Your goal: Pick out all lines in the listing holding the string "title" and copy them.

(Stored data)
-- BEGIN --

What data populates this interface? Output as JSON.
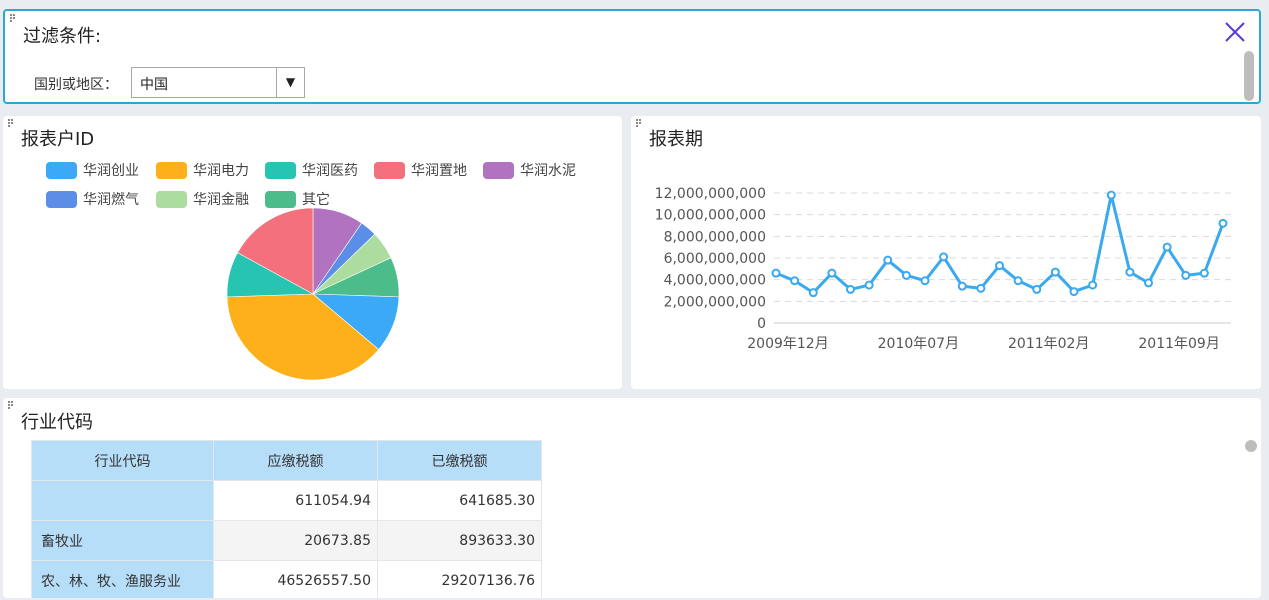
{
  "filter": {
    "title": "过滤条件:",
    "label": "国别或地区：",
    "selected": "中国",
    "arrow": "▼"
  },
  "pie_panel": {
    "title": "报表户ID"
  },
  "line_panel": {
    "title": "报表期"
  },
  "table_panel": {
    "title": "行业代码",
    "columns": [
      "行业代码",
      "应缴税额",
      "已缴税额"
    ],
    "rows": [
      {
        "code": "",
        "due": "611054.94",
        "paid": "641685.30"
      },
      {
        "code": "畜牧业",
        "due": "20673.85",
        "paid": "893633.30"
      },
      {
        "code": "农、林、牧、渔服务业",
        "due": "46526557.50",
        "paid": "29207136.76"
      }
    ]
  },
  "colors": {
    "accent": "#2aa7d8",
    "line": "#3aa9f0",
    "close": "#5b3bd6",
    "header_bg": "#b7def8"
  },
  "chart_data": [
    {
      "type": "pie",
      "title": "报表户ID",
      "legend_position": "top",
      "categories": [
        "华润创业",
        "华润电力",
        "华润医药",
        "华润置地",
        "华润水泥",
        "华润燃气",
        "华润金融",
        "其它"
      ],
      "colors": [
        "#3ba9f5",
        "#fdb01a",
        "#26c5b2",
        "#f4707d",
        "#b173bf",
        "#5b8ee6",
        "#acdc9e",
        "#4bbc8a"
      ],
      "values": [
        10,
        36,
        8,
        16,
        9,
        3,
        5,
        7
      ]
    },
    {
      "type": "line",
      "title": "报表期",
      "x": [
        "2009年12月",
        "2010年01月",
        "2010年02月",
        "2010年03月",
        "2010年04月",
        "2010年05月",
        "2010年06月",
        "2010年07月",
        "2010年08月",
        "2010年09月",
        "2010年10月",
        "2010年11月",
        "2010年12月",
        "2011年01月",
        "2011年02月",
        "2011年03月",
        "2011年04月",
        "2011年05月",
        "2011年06月",
        "2011年07月",
        "2011年08月",
        "2011年09月",
        "2011年10月",
        "2011年11月"
      ],
      "x_ticks": [
        "2009年12月",
        "2010年07月",
        "2011年02月",
        "2011年09月"
      ],
      "values": [
        4600000000,
        3900000000,
        2800000000,
        4600000000,
        3100000000,
        3500000000,
        5800000000,
        4400000000,
        3900000000,
        6100000000,
        3400000000,
        3200000000,
        5300000000,
        3900000000,
        3100000000,
        4700000000,
        2900000000,
        3500000000,
        11800000000,
        4700000000,
        3700000000,
        7000000000,
        4400000000,
        4600000000,
        9200000000
      ],
      "yticks": [
        "0",
        "2,000,000,000",
        "4,000,000,000",
        "6,000,000,000",
        "8,000,000,000",
        "10,000,000,000",
        "12,000,000,000"
      ],
      "ylim": [
        0,
        12000000000
      ],
      "grid": true
    }
  ]
}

-- END --

Answer below:
    "title": "过滤条件:",
    "title": "报表户ID"
    "title": "报表期"
    "title": "行业代码",
      "title": "报表户ID",
      "title": "报表期",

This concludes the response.